DATASET ROWS

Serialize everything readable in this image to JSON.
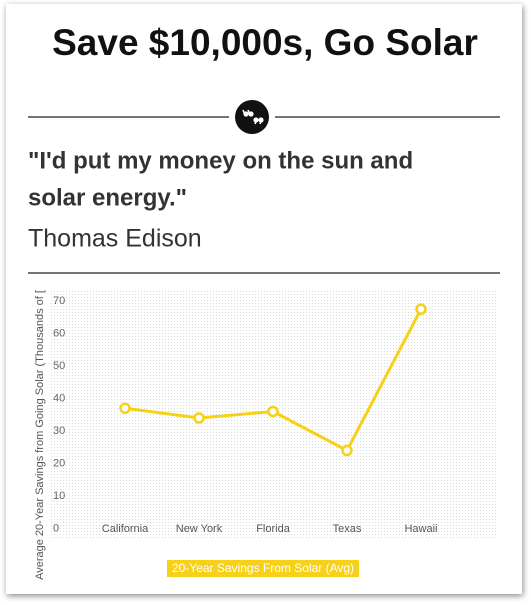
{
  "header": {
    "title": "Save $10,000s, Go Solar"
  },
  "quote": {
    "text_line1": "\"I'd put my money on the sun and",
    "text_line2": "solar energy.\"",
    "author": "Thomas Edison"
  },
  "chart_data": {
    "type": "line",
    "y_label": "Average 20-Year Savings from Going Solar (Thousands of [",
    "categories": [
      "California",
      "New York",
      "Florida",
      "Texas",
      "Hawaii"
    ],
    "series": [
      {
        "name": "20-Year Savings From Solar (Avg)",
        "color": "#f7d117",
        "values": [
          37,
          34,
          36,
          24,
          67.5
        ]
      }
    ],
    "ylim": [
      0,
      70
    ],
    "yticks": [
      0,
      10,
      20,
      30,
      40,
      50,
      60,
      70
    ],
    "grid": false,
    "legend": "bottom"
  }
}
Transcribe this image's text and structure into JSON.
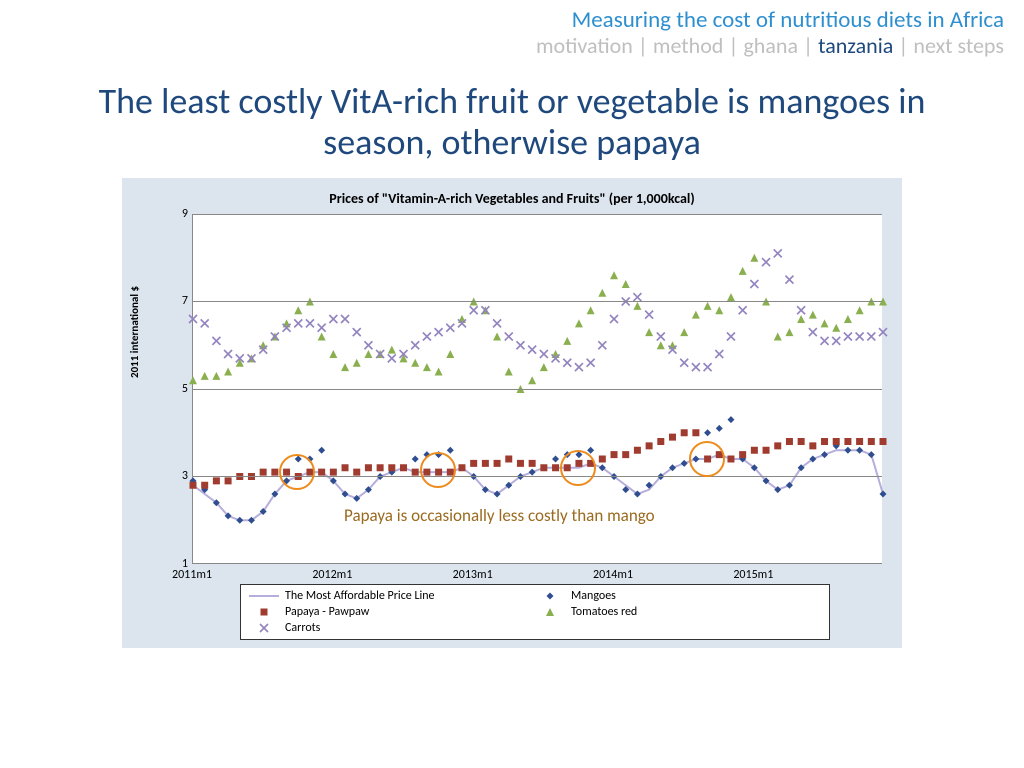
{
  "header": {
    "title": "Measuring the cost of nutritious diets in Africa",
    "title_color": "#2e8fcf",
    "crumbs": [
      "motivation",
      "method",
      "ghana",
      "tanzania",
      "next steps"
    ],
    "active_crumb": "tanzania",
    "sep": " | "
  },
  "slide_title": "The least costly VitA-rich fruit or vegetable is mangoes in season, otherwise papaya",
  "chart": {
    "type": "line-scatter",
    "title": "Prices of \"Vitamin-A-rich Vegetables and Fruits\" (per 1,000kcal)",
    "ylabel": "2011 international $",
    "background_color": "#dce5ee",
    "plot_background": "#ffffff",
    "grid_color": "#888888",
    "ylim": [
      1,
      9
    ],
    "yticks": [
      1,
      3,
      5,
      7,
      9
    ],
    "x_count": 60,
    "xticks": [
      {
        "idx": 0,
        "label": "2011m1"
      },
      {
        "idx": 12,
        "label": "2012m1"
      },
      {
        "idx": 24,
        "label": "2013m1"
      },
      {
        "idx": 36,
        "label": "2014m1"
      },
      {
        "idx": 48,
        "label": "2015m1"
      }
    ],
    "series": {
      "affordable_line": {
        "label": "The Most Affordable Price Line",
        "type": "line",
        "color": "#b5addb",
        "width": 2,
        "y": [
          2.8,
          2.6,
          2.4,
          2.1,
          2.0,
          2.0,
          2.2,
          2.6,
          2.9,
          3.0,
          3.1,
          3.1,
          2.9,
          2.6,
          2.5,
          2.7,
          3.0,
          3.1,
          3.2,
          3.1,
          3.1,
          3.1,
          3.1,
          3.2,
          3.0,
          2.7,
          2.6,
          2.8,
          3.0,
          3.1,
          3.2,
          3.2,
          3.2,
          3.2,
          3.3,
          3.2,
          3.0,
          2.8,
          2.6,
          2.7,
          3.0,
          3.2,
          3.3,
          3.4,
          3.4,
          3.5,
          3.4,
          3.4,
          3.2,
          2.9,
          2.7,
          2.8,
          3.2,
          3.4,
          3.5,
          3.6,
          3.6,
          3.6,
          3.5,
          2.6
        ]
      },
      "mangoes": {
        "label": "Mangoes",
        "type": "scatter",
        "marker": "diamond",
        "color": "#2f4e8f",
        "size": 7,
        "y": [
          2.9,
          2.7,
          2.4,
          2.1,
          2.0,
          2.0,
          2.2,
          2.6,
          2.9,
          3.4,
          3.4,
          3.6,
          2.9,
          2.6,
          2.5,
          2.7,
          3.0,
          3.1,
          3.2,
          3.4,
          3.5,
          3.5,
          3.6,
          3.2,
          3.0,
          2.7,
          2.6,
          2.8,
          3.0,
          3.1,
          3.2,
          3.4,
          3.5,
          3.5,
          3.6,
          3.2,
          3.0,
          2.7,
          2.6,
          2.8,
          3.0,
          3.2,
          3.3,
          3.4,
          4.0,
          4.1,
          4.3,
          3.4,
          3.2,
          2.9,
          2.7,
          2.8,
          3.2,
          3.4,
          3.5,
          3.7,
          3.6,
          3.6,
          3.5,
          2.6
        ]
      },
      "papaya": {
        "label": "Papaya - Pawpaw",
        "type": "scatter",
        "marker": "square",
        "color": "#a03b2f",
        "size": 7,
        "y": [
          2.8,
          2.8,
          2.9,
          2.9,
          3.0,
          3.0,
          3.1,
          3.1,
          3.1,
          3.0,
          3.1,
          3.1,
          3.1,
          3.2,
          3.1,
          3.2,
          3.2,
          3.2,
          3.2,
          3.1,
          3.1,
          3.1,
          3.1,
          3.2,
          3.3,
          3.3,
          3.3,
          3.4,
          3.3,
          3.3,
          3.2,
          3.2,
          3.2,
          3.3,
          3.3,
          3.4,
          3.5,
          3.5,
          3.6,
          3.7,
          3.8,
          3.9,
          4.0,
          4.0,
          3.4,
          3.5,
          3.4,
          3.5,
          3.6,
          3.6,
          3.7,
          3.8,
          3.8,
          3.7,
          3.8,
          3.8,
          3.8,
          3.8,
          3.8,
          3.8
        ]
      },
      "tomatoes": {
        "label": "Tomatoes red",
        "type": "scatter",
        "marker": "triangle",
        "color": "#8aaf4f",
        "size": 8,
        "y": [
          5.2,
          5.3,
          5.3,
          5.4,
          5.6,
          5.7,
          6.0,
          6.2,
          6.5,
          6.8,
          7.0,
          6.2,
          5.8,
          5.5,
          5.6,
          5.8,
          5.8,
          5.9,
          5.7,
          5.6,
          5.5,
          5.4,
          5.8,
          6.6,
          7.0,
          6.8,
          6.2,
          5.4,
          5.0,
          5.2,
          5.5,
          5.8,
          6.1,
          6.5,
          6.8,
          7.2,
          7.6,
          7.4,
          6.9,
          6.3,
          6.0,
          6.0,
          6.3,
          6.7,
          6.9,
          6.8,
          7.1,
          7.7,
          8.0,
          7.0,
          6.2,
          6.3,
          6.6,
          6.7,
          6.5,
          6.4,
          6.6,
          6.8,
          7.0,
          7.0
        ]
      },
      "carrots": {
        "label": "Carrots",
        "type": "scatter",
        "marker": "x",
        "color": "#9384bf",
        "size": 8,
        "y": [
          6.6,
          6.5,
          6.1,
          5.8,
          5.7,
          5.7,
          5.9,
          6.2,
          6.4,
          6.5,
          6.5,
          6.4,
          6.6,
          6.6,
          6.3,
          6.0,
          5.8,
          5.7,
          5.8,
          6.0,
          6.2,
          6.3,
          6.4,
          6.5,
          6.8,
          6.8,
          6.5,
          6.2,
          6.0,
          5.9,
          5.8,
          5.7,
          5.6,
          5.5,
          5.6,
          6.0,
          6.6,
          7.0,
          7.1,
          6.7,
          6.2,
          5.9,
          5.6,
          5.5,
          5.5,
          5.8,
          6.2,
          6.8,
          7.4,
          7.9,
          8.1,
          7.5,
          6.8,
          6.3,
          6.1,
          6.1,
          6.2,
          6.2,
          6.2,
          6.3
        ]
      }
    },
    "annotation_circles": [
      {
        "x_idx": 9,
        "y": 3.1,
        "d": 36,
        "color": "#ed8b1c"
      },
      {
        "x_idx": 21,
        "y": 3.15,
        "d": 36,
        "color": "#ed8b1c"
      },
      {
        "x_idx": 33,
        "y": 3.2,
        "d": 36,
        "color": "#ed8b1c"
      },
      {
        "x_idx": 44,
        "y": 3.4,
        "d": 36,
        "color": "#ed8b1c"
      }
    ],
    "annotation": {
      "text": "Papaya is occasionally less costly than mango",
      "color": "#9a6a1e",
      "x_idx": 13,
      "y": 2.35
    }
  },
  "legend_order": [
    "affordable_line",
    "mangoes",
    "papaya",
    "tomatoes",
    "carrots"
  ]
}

YOUR INSTRUCTIONS
Say how many lines of the data include the string "image". Nothing other than the number should be given.

ANSWER TO THE TASK
2